Search the listing below for the string "TradingView" and copy every line where it occurs.

── RECORDS TO PROCESS ──

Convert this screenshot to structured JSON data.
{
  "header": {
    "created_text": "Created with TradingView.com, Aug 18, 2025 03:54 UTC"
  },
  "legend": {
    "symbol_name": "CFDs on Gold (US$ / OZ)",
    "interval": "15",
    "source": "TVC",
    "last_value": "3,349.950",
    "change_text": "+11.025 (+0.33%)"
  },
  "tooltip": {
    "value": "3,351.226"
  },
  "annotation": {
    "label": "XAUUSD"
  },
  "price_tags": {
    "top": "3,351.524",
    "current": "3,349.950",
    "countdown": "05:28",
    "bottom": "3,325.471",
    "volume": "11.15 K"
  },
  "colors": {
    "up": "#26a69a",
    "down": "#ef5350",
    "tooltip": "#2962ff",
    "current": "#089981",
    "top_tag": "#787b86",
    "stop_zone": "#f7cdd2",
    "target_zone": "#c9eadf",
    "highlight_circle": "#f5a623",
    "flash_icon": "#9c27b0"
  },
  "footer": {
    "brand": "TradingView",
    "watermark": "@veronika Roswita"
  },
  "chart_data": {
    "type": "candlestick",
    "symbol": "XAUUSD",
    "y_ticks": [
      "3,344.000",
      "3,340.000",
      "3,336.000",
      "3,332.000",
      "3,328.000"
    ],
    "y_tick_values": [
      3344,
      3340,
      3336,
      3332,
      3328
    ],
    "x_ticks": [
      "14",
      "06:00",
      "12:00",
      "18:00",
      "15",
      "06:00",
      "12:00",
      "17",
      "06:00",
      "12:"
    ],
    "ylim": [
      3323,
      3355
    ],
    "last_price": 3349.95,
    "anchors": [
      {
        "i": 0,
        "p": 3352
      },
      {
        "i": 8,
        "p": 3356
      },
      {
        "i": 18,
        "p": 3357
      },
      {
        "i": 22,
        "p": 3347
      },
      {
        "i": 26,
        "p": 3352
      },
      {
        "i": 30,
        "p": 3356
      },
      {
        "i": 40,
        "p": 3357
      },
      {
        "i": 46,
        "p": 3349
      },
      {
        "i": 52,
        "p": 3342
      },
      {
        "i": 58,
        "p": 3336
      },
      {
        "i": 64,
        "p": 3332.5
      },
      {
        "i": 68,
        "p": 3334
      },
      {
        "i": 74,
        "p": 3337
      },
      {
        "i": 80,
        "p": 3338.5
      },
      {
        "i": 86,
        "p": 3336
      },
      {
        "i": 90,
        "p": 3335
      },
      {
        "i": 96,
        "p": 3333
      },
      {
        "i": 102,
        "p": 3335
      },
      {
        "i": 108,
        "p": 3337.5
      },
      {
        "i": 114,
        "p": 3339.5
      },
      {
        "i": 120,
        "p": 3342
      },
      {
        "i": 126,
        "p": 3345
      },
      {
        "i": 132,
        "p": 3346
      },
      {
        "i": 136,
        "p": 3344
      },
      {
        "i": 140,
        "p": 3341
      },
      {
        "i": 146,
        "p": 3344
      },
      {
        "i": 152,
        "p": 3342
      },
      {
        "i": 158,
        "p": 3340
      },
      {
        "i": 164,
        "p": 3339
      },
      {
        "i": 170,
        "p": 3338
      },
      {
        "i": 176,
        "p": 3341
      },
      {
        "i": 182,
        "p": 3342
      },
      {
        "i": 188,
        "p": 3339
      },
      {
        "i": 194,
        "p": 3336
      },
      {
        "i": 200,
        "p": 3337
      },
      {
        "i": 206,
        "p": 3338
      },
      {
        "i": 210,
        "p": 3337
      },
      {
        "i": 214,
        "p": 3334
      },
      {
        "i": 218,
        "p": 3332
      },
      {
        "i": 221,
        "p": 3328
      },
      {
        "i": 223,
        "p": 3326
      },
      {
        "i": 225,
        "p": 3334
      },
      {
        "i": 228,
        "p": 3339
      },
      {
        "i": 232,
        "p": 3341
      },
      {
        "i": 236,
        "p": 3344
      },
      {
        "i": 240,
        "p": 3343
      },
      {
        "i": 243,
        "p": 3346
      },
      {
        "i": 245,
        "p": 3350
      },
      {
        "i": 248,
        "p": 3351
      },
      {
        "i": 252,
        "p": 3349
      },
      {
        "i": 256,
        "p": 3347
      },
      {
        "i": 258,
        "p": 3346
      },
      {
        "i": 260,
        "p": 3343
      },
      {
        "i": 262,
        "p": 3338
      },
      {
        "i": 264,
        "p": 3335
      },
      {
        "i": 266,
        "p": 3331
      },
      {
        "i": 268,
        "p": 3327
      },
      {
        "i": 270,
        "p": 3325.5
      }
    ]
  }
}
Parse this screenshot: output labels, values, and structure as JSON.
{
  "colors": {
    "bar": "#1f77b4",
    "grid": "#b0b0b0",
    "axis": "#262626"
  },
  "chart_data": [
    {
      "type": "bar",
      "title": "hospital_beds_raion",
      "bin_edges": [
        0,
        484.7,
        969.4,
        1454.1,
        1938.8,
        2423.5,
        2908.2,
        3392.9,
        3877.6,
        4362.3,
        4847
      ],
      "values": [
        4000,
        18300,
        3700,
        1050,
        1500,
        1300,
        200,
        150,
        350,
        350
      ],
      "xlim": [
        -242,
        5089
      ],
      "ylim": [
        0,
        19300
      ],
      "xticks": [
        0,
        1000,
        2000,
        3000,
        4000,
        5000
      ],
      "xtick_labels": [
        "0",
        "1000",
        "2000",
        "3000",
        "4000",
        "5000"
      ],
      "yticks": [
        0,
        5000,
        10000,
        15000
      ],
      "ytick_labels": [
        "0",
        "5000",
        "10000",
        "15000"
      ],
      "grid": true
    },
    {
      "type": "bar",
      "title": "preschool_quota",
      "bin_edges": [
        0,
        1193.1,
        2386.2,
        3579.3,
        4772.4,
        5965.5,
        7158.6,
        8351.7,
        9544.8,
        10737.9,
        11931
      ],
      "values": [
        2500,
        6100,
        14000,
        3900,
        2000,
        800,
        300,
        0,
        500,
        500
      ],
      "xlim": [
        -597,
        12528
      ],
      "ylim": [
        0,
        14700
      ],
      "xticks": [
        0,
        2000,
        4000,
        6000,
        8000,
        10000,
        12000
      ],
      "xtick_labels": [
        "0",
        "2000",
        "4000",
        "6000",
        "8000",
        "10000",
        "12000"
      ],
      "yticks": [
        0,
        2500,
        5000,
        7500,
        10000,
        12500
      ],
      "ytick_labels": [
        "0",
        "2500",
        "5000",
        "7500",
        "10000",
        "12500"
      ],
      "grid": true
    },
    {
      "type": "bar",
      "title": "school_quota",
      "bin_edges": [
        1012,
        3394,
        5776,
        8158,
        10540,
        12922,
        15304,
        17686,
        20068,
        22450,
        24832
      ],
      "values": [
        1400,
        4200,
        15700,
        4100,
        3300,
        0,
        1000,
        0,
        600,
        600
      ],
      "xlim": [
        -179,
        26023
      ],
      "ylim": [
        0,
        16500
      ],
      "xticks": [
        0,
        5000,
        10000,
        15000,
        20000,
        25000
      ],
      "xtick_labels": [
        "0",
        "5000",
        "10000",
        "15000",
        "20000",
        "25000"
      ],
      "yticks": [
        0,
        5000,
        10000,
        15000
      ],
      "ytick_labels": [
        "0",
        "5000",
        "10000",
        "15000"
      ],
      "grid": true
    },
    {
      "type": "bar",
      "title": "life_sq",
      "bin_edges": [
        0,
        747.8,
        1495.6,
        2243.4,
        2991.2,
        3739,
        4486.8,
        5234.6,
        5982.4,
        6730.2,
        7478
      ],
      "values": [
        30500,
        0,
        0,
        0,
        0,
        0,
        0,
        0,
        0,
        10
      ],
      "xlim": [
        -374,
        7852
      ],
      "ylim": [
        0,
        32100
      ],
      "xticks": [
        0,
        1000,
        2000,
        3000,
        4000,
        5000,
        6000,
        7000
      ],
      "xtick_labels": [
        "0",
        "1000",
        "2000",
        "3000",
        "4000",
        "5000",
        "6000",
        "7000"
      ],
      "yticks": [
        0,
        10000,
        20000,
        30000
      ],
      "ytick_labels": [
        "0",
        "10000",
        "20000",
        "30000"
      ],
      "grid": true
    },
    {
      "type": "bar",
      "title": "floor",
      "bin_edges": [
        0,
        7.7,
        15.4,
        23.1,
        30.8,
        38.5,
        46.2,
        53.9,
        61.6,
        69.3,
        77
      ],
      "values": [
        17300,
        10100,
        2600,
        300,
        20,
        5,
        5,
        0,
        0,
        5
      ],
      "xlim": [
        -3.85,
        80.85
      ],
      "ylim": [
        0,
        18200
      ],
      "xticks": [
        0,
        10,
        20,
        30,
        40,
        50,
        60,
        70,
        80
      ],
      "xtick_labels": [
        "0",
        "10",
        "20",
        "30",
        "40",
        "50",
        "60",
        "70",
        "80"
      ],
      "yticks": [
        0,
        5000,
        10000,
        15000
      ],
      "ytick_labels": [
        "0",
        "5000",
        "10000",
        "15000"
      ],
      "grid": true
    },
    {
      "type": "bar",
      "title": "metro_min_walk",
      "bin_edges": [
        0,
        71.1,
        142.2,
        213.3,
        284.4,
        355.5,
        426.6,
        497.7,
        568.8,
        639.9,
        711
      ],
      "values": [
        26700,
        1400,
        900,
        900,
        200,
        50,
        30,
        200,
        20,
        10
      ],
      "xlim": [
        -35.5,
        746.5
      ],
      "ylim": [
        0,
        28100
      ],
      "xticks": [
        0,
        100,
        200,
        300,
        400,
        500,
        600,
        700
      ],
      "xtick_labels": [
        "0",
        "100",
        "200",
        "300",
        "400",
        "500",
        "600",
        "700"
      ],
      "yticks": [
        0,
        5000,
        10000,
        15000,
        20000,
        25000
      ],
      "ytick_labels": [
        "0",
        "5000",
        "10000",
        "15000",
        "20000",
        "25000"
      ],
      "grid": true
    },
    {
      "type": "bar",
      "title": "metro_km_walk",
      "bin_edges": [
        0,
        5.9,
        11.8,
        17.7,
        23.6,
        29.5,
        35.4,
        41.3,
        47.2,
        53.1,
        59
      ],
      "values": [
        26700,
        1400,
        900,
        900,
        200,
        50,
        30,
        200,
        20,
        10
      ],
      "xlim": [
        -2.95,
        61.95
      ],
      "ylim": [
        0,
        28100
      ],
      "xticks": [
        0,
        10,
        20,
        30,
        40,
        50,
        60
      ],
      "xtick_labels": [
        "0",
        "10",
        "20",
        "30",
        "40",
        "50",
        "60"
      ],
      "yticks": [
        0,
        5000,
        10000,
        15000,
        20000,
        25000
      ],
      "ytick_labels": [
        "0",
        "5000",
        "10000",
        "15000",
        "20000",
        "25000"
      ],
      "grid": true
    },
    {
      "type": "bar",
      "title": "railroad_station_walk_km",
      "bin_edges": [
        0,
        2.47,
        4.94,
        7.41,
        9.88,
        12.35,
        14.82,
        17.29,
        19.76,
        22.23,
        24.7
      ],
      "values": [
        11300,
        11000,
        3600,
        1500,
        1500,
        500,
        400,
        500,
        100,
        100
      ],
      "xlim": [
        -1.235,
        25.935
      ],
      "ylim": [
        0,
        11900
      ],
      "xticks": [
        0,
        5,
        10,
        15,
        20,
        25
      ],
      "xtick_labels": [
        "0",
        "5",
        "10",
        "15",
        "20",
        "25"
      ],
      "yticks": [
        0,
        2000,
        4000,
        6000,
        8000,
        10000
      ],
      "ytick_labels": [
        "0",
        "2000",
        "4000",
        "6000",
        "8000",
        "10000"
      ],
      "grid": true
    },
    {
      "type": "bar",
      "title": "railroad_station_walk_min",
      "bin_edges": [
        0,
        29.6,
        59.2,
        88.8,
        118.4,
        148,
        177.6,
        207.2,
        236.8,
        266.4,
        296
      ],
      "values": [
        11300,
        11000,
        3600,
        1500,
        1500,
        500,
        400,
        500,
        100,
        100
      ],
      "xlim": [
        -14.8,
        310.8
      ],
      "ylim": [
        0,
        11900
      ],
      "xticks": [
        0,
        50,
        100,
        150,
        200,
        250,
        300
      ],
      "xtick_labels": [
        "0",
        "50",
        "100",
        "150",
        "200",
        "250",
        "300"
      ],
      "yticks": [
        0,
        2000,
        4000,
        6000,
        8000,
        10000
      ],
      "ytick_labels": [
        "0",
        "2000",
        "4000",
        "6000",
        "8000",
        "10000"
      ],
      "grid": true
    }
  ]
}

───

[SOLUTION TO THE EXERCISE]
    "created_text": "Created with TradingView.com, Aug 18, 2025 03:54 UTC"
    "brand": "TradingView",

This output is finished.